━━ Records for processing ━━

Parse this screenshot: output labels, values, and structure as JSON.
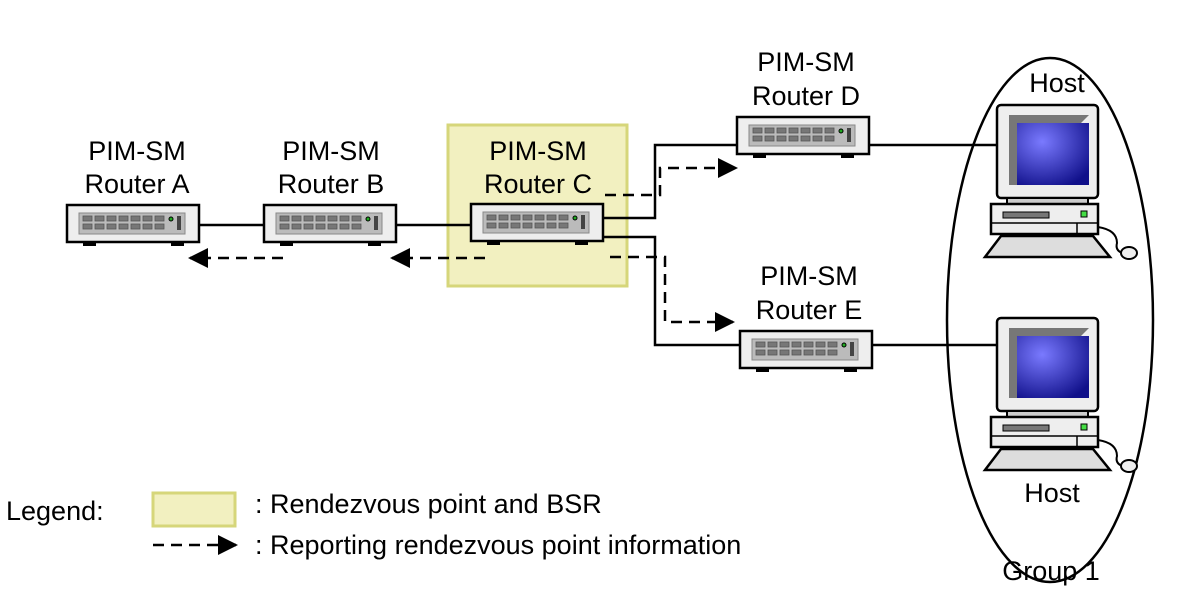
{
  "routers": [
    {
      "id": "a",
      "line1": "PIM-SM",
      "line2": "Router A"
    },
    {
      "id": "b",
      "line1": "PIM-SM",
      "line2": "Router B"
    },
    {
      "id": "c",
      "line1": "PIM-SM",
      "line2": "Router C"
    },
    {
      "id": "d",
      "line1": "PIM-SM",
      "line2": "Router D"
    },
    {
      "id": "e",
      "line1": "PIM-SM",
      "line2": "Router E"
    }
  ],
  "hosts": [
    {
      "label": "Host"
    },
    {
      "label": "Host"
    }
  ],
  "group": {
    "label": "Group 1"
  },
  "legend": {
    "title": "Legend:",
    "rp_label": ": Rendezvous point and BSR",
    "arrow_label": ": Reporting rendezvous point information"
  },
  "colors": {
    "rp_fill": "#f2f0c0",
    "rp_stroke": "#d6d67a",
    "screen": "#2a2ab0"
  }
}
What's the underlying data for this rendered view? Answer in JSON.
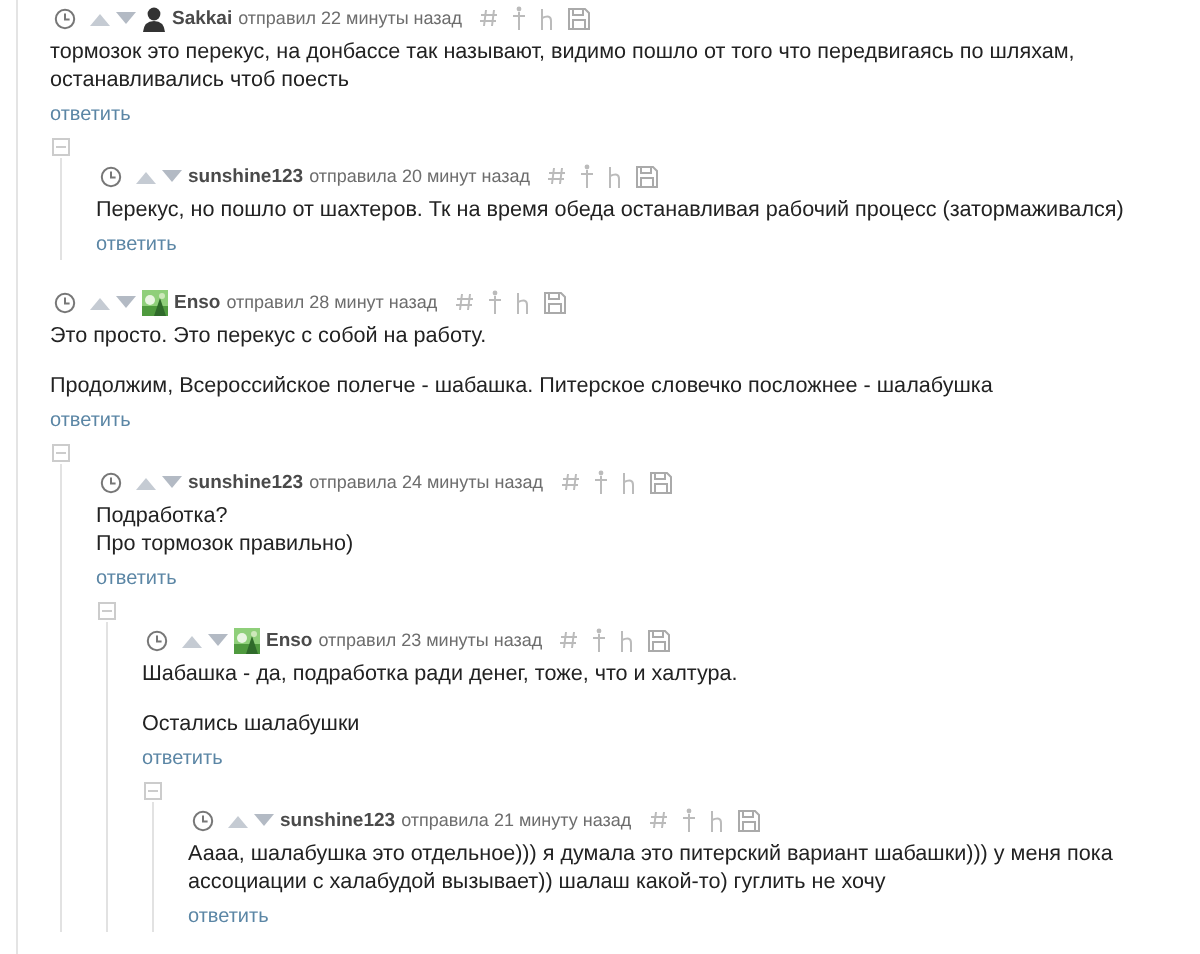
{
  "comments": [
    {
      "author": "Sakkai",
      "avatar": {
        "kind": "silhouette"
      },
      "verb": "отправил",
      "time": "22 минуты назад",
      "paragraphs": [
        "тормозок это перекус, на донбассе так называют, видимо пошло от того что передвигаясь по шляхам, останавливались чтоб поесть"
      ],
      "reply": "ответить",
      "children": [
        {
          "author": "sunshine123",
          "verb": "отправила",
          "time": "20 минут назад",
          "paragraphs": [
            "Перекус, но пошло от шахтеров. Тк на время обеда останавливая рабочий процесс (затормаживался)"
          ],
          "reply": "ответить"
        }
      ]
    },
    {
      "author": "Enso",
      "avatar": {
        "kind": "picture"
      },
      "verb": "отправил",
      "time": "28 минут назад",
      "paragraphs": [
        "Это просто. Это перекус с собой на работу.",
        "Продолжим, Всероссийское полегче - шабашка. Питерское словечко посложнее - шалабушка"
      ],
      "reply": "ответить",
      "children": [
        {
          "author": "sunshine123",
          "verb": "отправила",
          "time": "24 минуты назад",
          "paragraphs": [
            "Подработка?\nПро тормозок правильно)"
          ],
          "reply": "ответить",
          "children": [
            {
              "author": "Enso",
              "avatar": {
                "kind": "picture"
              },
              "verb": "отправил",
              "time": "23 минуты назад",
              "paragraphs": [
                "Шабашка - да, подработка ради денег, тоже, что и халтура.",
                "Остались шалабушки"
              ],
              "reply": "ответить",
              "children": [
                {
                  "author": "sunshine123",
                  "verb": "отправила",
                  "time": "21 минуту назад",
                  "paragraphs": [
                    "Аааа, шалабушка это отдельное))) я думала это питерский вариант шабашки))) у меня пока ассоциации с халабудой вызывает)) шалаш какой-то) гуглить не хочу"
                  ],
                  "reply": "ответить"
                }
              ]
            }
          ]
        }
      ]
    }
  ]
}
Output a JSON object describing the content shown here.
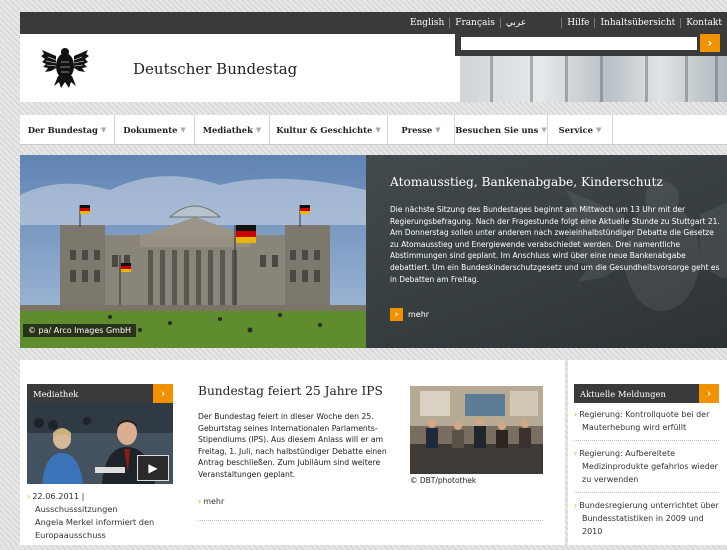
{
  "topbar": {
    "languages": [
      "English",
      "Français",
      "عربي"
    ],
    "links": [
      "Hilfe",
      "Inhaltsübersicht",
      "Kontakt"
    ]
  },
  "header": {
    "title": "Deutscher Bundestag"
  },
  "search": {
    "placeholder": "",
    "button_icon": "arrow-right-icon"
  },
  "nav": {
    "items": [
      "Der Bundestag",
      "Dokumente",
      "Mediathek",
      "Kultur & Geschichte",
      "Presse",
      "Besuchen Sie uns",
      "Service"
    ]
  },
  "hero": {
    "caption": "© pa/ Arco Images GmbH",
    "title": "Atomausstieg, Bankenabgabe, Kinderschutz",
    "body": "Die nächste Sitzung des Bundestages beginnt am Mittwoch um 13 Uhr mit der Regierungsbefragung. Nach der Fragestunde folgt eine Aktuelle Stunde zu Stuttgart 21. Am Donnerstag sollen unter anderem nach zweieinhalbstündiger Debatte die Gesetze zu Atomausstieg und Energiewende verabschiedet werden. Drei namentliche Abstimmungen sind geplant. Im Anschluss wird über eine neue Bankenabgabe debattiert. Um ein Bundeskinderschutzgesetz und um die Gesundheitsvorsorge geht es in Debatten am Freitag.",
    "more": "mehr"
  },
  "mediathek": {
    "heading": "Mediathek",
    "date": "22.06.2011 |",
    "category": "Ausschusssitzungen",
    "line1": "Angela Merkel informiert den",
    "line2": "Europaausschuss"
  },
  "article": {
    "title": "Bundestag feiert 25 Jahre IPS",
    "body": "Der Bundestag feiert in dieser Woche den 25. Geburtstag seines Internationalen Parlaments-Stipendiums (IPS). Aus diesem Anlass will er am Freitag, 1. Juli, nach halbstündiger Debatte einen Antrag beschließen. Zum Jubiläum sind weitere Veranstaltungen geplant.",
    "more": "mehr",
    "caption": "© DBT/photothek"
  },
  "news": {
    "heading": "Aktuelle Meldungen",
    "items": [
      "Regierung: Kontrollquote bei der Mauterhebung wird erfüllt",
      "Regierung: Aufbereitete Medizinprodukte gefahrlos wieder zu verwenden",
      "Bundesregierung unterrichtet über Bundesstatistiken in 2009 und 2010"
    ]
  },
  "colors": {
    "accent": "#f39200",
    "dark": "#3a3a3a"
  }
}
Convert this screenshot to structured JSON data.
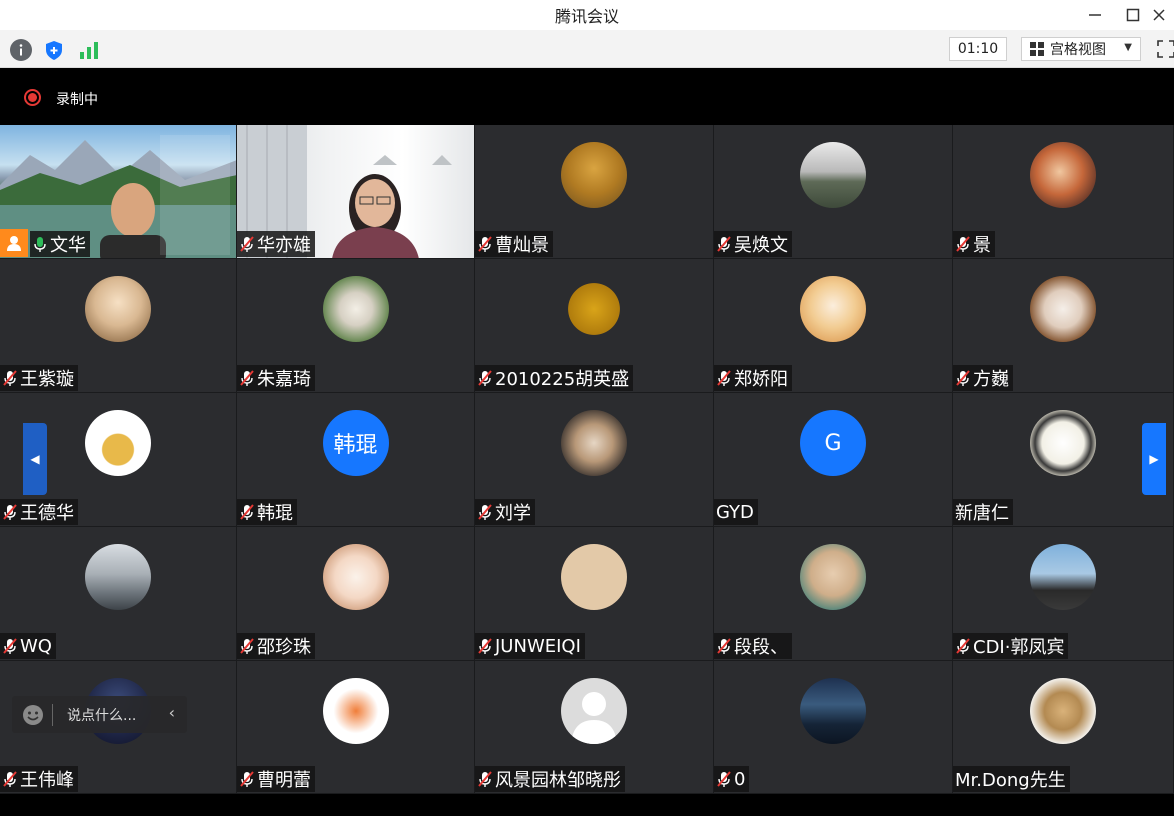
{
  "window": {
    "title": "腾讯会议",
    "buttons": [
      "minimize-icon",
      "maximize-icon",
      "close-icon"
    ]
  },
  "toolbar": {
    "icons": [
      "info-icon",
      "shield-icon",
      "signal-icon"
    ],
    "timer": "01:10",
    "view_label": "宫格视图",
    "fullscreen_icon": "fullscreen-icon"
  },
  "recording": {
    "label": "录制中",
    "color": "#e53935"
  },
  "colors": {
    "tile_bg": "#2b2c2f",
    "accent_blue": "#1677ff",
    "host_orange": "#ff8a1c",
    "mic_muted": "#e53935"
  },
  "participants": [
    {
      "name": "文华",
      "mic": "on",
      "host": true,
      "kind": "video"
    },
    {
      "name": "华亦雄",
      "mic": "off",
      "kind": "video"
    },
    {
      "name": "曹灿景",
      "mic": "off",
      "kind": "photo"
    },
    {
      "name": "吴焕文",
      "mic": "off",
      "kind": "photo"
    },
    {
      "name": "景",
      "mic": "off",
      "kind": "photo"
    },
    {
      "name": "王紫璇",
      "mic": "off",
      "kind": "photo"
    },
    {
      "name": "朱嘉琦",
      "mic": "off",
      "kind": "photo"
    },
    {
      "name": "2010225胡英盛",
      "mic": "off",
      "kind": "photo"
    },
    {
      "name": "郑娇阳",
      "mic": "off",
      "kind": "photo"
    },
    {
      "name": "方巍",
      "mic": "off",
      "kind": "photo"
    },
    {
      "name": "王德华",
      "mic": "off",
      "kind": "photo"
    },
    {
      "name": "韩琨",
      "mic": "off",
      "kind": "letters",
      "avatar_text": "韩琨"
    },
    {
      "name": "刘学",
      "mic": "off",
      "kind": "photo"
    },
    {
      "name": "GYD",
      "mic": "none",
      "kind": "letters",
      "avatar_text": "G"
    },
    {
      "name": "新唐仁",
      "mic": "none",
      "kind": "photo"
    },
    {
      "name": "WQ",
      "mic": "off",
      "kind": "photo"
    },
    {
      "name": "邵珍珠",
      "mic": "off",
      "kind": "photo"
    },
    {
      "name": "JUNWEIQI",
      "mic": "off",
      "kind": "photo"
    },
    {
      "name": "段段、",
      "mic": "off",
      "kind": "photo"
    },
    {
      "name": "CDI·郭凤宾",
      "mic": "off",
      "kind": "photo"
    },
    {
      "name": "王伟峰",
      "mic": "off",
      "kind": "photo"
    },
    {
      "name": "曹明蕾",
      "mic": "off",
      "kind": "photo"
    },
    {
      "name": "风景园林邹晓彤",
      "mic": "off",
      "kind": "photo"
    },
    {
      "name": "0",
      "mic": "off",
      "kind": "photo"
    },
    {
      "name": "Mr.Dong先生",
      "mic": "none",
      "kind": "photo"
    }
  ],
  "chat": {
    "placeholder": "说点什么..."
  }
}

━━━

• **Challenge**
Copy all lines of the listing above that contain the string "heading".

• **Output of the exercise**
    "heading": "Mediathek",
    "heading": "Aktuelle Meldungen",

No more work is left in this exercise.